▸ AIM: Transcribe the records that follow. Keep every word exactly, and drop the pictures.

Data records
###
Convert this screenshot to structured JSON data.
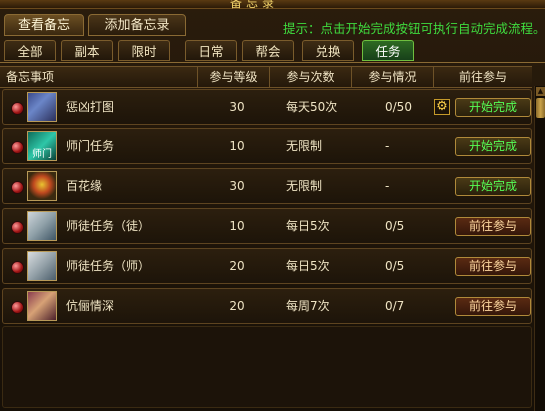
{
  "window": {
    "title": "备忘录"
  },
  "top_tabs": [
    {
      "label": "查看备忘",
      "active": true
    },
    {
      "label": "添加备忘录",
      "active": false
    }
  ],
  "hint_text": "提示：点击开始完成按钮可执行自动完成流程。",
  "category_tabs": [
    {
      "label": "全部"
    },
    {
      "label": "副本"
    },
    {
      "label": "限时"
    },
    {
      "label": "日常"
    },
    {
      "label": "帮会"
    },
    {
      "label": "兑换"
    },
    {
      "label": "任务"
    }
  ],
  "active_category": "任务",
  "columns": [
    "备忘事项",
    "参与等级",
    "参与次数",
    "参与情况",
    "前往参与"
  ],
  "rows": [
    {
      "avatar_icon": "warrior-portrait-icon",
      "avatar_text": "",
      "name": "惩凶打图",
      "level": "30",
      "times": "每天50次",
      "status": "0/50",
      "has_gear": true,
      "button": "开始完成",
      "button_type": "complete"
    },
    {
      "avatar_icon": "mentor-emblem-icon",
      "avatar_text": "师门",
      "name": "师门任务",
      "level": "10",
      "times": "无限制",
      "status": "-",
      "has_gear": false,
      "button": "开始完成",
      "button_type": "complete"
    },
    {
      "avatar_icon": "flower-icon",
      "avatar_text": "",
      "name": "百花缘",
      "level": "30",
      "times": "无限制",
      "status": "-",
      "has_gear": false,
      "button": "开始完成",
      "button_type": "complete"
    },
    {
      "avatar_icon": "elder-portrait-icon",
      "avatar_text": "",
      "name": "师徒任务（徒）",
      "level": "10",
      "times": "每日5次",
      "status": "0/5",
      "has_gear": false,
      "button": "前往参与",
      "button_type": "goto"
    },
    {
      "avatar_icon": "elder-portrait-icon",
      "avatar_text": "",
      "name": "师徒任务（师）",
      "level": "20",
      "times": "每日5次",
      "status": "0/5",
      "has_gear": false,
      "button": "前往参与",
      "button_type": "goto"
    },
    {
      "avatar_icon": "lady-portrait-icon",
      "avatar_text": "",
      "name": "伉俪情深",
      "level": "20",
      "times": "每周7次",
      "status": "0/7",
      "has_gear": false,
      "button": "前往参与",
      "button_type": "goto"
    }
  ],
  "colors": {
    "hint": "#3fdc3f",
    "complete_text": "#55ff55",
    "active_tab": "#2e6a22"
  }
}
###
▸ FULL OUTPUT:
Convert this screenshot to structured JSON data.
{
  "window": {
    "title": "备忘录"
  },
  "top_tabs": [
    {
      "label": "查看备忘",
      "active": true
    },
    {
      "label": "添加备忘录",
      "active": false
    }
  ],
  "hint_text": "提示：点击开始完成按钮可执行自动完成流程。",
  "category_tabs": [
    {
      "label": "全部"
    },
    {
      "label": "副本"
    },
    {
      "label": "限时"
    },
    {
      "label": "日常"
    },
    {
      "label": "帮会"
    },
    {
      "label": "兑换"
    },
    {
      "label": "任务"
    }
  ],
  "active_category": "任务",
  "columns": [
    "备忘事项",
    "参与等级",
    "参与次数",
    "参与情况",
    "前往参与"
  ],
  "rows": [
    {
      "avatar_icon": "warrior-portrait-icon",
      "avatar_text": "",
      "name": "惩凶打图",
      "level": "30",
      "times": "每天50次",
      "status": "0/50",
      "has_gear": true,
      "button": "开始完成",
      "button_type": "complete"
    },
    {
      "avatar_icon": "mentor-emblem-icon",
      "avatar_text": "师门",
      "name": "师门任务",
      "level": "10",
      "times": "无限制",
      "status": "-",
      "has_gear": false,
      "button": "开始完成",
      "button_type": "complete"
    },
    {
      "avatar_icon": "flower-icon",
      "avatar_text": "",
      "name": "百花缘",
      "level": "30",
      "times": "无限制",
      "status": "-",
      "has_gear": false,
      "button": "开始完成",
      "button_type": "complete"
    },
    {
      "avatar_icon": "elder-portrait-icon",
      "avatar_text": "",
      "name": "师徒任务（徒）",
      "level": "10",
      "times": "每日5次",
      "status": "0/5",
      "has_gear": false,
      "button": "前往参与",
      "button_type": "goto"
    },
    {
      "avatar_icon": "elder-portrait-icon",
      "avatar_text": "",
      "name": "师徒任务（师）",
      "level": "20",
      "times": "每日5次",
      "status": "0/5",
      "has_gear": false,
      "button": "前往参与",
      "button_type": "goto"
    },
    {
      "avatar_icon": "lady-portrait-icon",
      "avatar_text": "",
      "name": "伉俪情深",
      "level": "20",
      "times": "每周7次",
      "status": "0/7",
      "has_gear": false,
      "button": "前往参与",
      "button_type": "goto"
    }
  ],
  "colors": {
    "hint": "#3fdc3f",
    "complete_text": "#55ff55",
    "active_tab": "#2e6a22"
  }
}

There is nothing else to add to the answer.